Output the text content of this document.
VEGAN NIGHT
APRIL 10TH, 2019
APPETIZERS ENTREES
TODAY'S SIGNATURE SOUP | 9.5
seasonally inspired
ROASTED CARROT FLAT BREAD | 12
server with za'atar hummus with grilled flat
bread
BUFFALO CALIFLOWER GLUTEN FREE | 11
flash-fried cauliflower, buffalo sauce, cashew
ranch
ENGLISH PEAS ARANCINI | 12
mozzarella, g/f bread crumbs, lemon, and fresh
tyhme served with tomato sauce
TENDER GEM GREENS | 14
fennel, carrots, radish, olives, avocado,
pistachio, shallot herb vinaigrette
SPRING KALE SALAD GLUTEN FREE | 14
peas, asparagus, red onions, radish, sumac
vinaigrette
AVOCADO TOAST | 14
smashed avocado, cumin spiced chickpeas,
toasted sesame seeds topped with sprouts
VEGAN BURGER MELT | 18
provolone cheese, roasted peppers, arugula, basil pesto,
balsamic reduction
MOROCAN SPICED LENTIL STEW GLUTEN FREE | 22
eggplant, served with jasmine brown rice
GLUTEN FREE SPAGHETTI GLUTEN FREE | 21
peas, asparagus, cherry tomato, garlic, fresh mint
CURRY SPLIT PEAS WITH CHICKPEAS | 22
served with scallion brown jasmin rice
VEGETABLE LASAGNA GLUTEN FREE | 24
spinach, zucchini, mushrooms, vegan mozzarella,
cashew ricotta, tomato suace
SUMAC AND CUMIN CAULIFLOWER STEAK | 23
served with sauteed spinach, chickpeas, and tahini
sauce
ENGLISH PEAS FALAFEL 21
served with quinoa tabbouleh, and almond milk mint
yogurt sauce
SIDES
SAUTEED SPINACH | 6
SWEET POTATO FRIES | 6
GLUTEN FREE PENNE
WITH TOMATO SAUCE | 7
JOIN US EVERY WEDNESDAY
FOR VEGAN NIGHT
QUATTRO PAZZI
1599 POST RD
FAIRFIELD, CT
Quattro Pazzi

• **Work instructions**:
Identify each line in the entries with the word "mozzarella" and copy it.

• **Task solution**:
mozzarella, g/f bread crumbs, lemon, and fresh
spinach, zucchini, mushrooms, vegan mozzarella,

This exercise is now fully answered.